# START OF DATA SHOWN
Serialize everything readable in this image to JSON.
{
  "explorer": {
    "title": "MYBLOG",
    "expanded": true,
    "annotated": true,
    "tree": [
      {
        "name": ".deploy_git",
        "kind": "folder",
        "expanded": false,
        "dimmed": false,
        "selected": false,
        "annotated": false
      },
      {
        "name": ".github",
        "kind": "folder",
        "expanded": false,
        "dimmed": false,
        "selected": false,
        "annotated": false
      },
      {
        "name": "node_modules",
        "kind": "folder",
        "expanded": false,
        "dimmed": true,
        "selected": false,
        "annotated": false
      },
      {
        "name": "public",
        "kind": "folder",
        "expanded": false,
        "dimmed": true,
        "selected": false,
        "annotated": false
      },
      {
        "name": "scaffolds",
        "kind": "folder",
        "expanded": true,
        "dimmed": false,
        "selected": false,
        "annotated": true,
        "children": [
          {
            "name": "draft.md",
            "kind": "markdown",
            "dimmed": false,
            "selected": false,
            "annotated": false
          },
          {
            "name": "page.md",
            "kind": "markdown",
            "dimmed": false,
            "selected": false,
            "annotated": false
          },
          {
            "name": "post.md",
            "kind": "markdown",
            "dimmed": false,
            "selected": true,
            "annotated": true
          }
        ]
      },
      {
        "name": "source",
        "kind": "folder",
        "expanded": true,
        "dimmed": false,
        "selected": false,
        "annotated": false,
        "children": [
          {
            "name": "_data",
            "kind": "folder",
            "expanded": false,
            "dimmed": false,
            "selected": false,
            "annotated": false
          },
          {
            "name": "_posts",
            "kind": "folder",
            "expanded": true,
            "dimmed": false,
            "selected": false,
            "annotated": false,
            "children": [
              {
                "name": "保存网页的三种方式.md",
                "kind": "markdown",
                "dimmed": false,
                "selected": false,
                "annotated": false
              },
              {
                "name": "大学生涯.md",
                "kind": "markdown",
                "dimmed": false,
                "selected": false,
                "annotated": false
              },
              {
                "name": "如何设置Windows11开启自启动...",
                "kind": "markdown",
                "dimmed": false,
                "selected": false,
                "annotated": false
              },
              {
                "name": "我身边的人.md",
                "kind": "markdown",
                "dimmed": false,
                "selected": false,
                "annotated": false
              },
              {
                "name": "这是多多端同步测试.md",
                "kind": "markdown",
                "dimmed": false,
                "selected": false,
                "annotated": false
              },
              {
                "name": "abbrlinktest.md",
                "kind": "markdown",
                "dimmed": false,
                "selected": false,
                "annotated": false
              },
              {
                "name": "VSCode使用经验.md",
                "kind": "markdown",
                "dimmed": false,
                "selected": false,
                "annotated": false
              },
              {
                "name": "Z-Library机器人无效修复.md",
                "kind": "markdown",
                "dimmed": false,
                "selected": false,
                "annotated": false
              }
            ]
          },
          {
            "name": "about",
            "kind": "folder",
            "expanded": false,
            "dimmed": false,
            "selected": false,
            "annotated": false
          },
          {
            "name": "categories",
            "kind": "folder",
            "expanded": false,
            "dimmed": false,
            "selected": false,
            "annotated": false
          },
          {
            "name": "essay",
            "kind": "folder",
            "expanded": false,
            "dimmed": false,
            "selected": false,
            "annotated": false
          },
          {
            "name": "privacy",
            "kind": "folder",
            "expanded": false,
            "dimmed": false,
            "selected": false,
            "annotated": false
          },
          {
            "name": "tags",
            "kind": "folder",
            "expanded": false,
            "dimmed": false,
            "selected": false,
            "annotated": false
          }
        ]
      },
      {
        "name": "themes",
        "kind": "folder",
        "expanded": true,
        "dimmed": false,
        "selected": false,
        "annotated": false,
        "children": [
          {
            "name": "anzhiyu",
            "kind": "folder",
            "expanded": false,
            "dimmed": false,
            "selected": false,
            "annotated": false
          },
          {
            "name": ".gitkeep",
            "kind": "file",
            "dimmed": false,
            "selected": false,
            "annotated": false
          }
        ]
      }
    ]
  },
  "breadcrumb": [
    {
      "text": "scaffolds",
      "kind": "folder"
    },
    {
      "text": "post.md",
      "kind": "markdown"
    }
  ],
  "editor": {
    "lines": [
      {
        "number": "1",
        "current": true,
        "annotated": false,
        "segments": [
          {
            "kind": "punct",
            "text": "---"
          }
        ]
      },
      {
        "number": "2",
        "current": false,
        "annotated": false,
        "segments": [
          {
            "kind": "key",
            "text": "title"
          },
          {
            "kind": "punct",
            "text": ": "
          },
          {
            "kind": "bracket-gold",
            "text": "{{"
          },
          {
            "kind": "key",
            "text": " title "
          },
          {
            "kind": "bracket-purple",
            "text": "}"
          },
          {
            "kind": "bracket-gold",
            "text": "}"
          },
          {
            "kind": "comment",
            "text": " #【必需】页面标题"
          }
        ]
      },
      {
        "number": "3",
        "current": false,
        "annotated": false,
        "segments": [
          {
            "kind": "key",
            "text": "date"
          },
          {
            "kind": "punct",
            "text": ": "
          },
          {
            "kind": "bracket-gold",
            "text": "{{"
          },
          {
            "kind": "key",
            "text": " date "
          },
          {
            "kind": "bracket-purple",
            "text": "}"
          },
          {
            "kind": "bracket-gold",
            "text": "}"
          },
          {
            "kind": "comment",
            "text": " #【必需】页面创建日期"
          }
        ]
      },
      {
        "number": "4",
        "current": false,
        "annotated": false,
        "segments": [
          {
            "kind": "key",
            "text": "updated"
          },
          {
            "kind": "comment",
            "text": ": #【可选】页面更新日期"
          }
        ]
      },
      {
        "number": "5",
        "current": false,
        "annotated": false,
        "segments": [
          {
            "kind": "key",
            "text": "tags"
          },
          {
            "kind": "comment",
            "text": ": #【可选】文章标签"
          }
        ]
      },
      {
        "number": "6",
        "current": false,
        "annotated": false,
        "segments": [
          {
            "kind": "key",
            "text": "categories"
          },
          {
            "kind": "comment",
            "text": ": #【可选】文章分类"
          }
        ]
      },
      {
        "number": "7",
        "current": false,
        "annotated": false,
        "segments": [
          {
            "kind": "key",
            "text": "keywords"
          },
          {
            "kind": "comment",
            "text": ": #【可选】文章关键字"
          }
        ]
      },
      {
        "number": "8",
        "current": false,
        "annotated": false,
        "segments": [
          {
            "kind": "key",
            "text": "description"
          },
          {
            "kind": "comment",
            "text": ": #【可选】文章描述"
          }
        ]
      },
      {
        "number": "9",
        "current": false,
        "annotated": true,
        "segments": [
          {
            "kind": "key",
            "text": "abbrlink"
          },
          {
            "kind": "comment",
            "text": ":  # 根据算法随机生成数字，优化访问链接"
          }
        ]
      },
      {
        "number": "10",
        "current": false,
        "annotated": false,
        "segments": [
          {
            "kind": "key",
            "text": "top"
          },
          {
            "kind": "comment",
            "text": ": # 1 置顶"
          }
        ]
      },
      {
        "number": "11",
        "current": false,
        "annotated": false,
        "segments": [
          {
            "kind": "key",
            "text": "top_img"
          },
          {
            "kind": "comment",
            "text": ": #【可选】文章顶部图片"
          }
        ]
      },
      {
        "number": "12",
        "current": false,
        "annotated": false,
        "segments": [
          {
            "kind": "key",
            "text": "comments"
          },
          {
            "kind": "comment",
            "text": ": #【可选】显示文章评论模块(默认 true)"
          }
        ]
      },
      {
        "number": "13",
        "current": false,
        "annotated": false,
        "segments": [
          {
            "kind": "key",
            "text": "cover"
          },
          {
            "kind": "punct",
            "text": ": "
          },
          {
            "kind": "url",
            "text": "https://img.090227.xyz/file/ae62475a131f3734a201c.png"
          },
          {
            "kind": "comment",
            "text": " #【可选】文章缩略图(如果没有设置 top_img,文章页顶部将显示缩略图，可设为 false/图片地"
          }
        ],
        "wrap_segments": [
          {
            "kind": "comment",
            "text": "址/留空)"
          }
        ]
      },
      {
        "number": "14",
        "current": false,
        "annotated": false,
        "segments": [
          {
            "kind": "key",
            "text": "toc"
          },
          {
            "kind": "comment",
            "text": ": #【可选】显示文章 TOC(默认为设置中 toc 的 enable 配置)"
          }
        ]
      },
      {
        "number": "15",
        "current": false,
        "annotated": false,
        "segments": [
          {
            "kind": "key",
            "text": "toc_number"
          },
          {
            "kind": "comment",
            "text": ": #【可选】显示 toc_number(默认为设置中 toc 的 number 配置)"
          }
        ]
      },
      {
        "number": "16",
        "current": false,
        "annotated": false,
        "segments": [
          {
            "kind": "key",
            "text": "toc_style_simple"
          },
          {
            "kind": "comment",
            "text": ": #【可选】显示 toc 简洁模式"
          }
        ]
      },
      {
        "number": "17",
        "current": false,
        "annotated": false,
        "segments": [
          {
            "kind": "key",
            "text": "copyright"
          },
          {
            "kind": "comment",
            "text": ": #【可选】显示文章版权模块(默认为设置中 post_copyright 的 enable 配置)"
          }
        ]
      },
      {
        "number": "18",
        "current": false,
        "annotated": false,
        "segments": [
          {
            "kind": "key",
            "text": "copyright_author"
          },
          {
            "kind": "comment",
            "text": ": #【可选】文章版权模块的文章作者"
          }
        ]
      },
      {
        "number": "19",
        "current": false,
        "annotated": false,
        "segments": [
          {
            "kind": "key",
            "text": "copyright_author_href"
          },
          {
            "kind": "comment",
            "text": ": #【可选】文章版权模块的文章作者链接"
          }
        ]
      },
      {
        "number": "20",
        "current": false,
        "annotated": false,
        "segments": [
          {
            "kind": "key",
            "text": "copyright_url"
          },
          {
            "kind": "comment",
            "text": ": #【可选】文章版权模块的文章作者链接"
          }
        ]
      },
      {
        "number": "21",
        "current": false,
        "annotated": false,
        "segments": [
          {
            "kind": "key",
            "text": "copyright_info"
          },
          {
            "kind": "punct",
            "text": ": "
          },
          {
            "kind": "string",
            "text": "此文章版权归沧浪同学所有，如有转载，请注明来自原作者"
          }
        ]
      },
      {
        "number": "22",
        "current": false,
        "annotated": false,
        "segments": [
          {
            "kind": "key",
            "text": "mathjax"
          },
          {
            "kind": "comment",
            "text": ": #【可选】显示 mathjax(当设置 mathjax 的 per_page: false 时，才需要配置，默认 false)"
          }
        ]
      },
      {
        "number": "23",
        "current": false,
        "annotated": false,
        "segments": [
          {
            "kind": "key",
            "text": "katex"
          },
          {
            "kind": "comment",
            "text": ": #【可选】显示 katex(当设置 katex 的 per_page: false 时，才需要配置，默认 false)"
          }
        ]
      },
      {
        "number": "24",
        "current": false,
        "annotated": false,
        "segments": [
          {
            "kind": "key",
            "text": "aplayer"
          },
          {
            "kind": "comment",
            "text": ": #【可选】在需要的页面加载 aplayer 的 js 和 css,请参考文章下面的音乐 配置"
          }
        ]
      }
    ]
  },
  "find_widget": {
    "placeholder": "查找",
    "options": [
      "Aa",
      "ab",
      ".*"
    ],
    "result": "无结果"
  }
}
# END OF DATA SHOWN
(SET EXERCISE) Identify the lines that hold the word "才需要配置". Copy every one of them.

(ANSWER TO THIS EXERCISE)
            "text": ": #【可选】显示 mathjax(当设置 mathjax 的 per_page: false 时，才需要配置，默认 false)"
            "text": ": #【可选】显示 katex(当设置 katex 的 per_page: false 时，才需要配置，默认 false)"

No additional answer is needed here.